#### Written instruction:
Pull out every line in the data that has the string "relative" in it.

──────── Exercise material ────────

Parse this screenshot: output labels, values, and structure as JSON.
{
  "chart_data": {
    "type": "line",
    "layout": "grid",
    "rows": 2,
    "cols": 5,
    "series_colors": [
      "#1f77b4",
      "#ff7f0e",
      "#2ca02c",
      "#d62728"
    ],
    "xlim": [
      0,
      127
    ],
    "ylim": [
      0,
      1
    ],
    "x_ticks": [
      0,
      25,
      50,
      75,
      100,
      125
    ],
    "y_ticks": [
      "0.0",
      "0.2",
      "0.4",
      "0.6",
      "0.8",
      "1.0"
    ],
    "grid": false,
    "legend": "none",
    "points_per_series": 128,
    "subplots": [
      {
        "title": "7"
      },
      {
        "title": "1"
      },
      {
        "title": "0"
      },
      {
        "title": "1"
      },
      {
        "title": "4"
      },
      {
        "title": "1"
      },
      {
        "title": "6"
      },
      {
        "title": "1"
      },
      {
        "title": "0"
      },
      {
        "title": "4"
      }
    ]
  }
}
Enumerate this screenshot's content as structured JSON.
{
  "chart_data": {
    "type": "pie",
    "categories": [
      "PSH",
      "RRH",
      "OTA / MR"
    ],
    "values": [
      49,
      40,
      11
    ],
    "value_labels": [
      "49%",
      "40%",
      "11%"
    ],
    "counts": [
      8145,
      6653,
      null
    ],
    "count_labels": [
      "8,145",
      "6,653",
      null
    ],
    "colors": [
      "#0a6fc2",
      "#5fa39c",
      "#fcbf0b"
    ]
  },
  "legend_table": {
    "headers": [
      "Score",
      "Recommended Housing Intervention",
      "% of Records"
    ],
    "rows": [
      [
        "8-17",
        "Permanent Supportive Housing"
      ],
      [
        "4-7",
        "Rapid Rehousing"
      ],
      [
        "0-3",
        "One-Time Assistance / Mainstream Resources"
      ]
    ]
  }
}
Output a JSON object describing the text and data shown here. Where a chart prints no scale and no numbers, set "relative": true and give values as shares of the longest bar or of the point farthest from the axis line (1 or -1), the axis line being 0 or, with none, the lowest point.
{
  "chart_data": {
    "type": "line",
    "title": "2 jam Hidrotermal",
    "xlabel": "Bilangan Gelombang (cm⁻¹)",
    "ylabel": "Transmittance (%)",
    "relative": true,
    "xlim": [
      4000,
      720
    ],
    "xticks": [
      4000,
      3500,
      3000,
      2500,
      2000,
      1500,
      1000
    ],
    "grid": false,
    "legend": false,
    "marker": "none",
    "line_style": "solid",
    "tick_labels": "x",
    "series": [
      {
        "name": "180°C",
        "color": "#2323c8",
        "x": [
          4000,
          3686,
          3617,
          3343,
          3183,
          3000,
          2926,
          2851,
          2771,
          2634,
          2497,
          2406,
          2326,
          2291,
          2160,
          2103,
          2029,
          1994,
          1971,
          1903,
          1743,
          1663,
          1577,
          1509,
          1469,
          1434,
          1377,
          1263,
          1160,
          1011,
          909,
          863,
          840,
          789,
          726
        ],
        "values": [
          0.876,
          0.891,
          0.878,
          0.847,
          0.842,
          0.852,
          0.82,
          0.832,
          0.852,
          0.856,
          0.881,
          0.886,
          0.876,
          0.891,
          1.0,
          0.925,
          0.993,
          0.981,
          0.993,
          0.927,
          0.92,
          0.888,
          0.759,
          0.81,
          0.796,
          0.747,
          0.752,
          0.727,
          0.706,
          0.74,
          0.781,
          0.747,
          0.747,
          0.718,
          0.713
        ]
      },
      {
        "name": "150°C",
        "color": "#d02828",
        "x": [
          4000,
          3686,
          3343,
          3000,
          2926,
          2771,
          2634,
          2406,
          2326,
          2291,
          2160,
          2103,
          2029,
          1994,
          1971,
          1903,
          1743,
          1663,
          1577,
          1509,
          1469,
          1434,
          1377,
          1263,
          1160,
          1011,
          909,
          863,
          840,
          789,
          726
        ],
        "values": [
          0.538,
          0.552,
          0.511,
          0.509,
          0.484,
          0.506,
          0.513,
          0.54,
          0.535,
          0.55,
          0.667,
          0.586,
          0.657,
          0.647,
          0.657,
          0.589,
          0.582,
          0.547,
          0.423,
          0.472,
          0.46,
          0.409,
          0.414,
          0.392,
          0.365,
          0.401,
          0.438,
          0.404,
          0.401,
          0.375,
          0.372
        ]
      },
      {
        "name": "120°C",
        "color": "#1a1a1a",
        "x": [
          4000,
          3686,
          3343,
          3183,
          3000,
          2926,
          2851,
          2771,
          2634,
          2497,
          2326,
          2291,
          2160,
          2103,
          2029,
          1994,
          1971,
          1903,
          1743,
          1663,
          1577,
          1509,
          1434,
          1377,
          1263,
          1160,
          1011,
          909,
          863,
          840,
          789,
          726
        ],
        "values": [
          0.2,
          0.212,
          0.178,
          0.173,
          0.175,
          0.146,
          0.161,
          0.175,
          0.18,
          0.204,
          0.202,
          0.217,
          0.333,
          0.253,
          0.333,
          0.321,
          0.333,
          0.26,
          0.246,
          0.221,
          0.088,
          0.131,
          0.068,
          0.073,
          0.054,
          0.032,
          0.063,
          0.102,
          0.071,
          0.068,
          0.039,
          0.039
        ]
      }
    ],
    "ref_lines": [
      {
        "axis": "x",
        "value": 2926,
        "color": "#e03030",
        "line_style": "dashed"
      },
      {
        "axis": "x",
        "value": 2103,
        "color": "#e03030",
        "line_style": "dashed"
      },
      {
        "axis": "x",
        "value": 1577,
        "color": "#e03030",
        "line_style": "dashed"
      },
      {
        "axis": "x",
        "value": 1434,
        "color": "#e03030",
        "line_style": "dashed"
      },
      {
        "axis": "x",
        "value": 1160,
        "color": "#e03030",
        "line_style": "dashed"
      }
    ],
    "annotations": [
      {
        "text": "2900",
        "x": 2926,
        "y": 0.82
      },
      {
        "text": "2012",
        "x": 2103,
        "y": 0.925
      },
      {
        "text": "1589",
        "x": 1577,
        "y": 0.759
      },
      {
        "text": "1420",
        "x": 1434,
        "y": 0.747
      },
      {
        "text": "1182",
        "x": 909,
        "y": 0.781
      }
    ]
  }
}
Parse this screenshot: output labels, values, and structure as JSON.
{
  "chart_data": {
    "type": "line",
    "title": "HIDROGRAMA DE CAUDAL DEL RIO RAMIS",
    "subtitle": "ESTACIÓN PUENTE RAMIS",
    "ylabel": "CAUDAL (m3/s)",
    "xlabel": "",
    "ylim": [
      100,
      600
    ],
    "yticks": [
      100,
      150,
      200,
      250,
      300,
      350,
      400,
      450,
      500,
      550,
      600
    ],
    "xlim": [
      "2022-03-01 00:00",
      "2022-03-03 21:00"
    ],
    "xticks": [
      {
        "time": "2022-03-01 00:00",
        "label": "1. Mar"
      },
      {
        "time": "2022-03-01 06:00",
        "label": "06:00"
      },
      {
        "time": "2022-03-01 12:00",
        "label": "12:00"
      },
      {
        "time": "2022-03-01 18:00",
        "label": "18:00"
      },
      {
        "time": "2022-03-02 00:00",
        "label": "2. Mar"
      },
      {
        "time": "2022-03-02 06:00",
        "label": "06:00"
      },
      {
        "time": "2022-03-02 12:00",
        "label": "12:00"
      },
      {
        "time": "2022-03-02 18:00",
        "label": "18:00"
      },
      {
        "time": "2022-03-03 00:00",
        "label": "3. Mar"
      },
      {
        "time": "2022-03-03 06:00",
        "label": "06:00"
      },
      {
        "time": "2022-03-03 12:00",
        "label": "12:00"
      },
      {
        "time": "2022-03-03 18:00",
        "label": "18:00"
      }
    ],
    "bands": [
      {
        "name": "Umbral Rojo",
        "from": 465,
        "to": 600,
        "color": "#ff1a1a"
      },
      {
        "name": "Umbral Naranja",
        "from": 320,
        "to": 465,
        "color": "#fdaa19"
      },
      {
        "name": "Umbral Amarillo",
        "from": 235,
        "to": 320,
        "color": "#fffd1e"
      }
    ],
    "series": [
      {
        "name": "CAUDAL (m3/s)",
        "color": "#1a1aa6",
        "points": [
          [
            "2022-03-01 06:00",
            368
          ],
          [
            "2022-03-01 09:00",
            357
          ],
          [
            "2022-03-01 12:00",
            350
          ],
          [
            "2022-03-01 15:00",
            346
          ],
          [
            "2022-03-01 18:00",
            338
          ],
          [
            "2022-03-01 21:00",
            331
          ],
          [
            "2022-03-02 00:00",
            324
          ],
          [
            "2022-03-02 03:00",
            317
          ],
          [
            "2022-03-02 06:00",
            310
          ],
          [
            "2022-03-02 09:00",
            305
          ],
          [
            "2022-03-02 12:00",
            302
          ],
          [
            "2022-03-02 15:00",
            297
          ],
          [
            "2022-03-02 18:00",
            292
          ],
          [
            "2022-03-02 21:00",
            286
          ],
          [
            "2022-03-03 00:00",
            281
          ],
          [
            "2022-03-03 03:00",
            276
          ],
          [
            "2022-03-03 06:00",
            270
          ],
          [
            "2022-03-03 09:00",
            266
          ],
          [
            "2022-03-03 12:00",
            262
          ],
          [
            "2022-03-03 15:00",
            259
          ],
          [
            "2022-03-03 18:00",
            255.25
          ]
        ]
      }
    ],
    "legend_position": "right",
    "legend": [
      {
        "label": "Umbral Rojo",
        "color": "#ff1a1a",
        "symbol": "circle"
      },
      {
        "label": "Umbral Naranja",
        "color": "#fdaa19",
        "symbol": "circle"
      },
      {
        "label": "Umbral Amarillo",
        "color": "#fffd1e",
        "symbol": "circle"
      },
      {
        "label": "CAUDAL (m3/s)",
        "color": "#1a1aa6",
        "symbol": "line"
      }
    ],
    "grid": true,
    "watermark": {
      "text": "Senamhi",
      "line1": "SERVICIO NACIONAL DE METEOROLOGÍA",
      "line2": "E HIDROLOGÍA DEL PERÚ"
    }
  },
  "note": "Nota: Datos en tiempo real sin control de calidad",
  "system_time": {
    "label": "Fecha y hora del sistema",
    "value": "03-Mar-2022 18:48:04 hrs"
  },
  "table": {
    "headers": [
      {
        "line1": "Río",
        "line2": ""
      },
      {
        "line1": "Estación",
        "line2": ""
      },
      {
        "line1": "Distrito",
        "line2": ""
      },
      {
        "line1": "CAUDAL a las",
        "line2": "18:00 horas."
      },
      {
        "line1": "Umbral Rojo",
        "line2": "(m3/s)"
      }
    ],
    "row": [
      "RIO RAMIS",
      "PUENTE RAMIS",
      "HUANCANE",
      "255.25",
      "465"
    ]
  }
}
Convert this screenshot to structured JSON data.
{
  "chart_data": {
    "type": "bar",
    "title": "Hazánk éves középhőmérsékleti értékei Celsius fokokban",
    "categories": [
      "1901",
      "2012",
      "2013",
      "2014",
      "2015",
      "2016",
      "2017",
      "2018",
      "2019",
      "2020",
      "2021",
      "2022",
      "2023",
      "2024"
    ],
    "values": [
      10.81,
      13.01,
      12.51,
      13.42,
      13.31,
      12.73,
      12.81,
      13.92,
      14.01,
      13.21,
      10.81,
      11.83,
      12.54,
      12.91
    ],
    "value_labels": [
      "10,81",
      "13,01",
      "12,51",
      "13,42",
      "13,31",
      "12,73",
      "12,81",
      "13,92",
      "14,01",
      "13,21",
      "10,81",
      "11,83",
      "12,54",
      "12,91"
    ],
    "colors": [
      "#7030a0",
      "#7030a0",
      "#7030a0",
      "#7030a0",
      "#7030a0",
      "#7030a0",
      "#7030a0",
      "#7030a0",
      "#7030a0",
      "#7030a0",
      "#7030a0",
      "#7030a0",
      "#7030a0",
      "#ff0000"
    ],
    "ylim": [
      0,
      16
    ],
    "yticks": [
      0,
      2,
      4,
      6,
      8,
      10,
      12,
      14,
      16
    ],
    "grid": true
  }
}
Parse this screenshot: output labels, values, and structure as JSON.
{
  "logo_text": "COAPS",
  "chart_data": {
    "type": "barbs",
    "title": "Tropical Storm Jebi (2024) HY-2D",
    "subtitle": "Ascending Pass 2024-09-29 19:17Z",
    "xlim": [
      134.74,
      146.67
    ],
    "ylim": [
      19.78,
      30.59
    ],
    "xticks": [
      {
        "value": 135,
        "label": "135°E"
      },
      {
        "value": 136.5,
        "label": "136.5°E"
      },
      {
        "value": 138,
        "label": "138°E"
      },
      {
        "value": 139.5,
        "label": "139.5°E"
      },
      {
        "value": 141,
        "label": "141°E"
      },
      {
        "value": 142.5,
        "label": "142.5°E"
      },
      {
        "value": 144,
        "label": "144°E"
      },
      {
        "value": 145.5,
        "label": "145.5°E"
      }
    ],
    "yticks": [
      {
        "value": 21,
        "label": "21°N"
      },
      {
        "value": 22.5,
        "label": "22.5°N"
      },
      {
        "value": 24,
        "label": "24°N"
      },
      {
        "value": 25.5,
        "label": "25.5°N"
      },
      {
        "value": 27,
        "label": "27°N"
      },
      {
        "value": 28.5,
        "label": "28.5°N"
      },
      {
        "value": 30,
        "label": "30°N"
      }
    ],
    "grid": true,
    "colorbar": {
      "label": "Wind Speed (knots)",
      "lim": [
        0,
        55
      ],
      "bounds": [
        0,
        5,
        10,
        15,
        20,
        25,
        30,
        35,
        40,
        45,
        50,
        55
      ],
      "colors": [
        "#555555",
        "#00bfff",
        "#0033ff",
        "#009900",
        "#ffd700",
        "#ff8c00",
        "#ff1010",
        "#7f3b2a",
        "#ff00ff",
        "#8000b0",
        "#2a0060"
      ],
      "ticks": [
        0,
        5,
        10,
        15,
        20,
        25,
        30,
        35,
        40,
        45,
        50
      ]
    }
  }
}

────────

#### Expected output:
Output a JSON object describing the text and data shown here. Where a chart prints no scale and no numbers, set "relative": true and give values as shares of the longest bar or of the point farthest from the axis line (1 or -1), the axis line being 0 or, with none, the lowest point.
    "relative": true,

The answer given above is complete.